START

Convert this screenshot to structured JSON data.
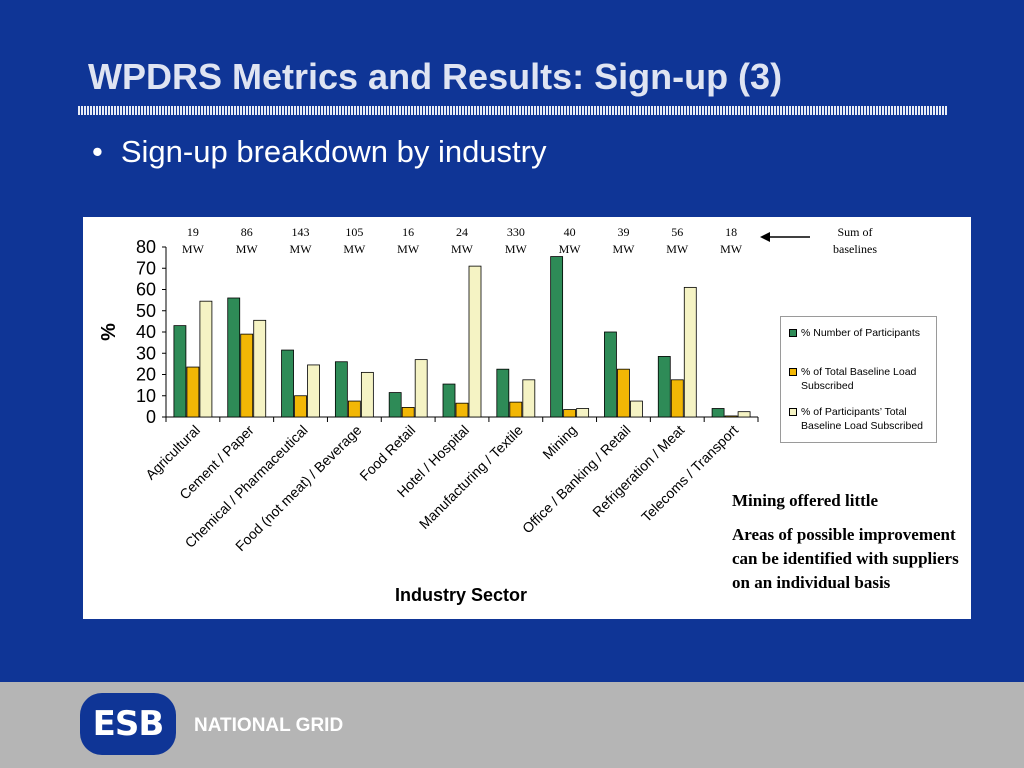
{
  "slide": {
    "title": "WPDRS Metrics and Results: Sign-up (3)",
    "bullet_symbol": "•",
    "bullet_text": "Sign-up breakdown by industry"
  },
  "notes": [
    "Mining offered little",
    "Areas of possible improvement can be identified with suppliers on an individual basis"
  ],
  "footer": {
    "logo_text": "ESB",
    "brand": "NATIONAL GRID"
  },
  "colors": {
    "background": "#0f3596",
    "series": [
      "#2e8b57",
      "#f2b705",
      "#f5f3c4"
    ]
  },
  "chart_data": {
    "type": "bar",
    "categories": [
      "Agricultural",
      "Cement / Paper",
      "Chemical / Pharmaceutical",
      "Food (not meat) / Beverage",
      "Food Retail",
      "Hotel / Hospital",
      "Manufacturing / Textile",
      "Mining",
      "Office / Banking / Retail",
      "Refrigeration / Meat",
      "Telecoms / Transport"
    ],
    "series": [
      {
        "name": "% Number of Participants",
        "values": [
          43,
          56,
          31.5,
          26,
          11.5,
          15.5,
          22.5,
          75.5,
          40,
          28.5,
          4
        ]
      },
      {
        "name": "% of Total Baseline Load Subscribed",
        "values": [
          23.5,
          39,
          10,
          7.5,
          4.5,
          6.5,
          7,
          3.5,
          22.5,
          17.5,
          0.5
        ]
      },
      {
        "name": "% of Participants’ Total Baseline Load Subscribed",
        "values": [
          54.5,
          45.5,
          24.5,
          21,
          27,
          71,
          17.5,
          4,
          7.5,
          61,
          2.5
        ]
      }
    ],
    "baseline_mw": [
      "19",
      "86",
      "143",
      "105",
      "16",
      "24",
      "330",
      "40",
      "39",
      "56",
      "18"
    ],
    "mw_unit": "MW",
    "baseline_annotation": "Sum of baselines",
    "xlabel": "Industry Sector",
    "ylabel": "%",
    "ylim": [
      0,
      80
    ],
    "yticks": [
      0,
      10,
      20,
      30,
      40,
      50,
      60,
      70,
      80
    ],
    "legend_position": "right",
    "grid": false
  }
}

END

#### Work to do:
Repeat the material verbatim. Do not carry over any picture.

#### Completed exercise:
Convert this screenshot to structured JSON data.
{
  "slide": {
    "title": "WPDRS Metrics and Results: Sign-up (3)",
    "bullet_symbol": "•",
    "bullet_text": "Sign-up breakdown by industry"
  },
  "notes": [
    "Mining offered little",
    "Areas of possible improvement can be identified with suppliers on an individual basis"
  ],
  "footer": {
    "logo_text": "ESB",
    "brand": "NATIONAL GRID"
  },
  "colors": {
    "background": "#0f3596",
    "series": [
      "#2e8b57",
      "#f2b705",
      "#f5f3c4"
    ]
  },
  "chart_data": {
    "type": "bar",
    "categories": [
      "Agricultural",
      "Cement / Paper",
      "Chemical / Pharmaceutical",
      "Food (not meat) / Beverage",
      "Food Retail",
      "Hotel / Hospital",
      "Manufacturing / Textile",
      "Mining",
      "Office / Banking / Retail",
      "Refrigeration / Meat",
      "Telecoms / Transport"
    ],
    "series": [
      {
        "name": "% Number of Participants",
        "values": [
          43,
          56,
          31.5,
          26,
          11.5,
          15.5,
          22.5,
          75.5,
          40,
          28.5,
          4
        ]
      },
      {
        "name": "% of Total Baseline Load Subscribed",
        "values": [
          23.5,
          39,
          10,
          7.5,
          4.5,
          6.5,
          7,
          3.5,
          22.5,
          17.5,
          0.5
        ]
      },
      {
        "name": "% of Participants’ Total Baseline Load Subscribed",
        "values": [
          54.5,
          45.5,
          24.5,
          21,
          27,
          71,
          17.5,
          4,
          7.5,
          61,
          2.5
        ]
      }
    ],
    "baseline_mw": [
      "19",
      "86",
      "143",
      "105",
      "16",
      "24",
      "330",
      "40",
      "39",
      "56",
      "18"
    ],
    "mw_unit": "MW",
    "baseline_annotation": "Sum of baselines",
    "xlabel": "Industry Sector",
    "ylabel": "%",
    "ylim": [
      0,
      80
    ],
    "yticks": [
      0,
      10,
      20,
      30,
      40,
      50,
      60,
      70,
      80
    ],
    "legend_position": "right",
    "grid": false
  }
}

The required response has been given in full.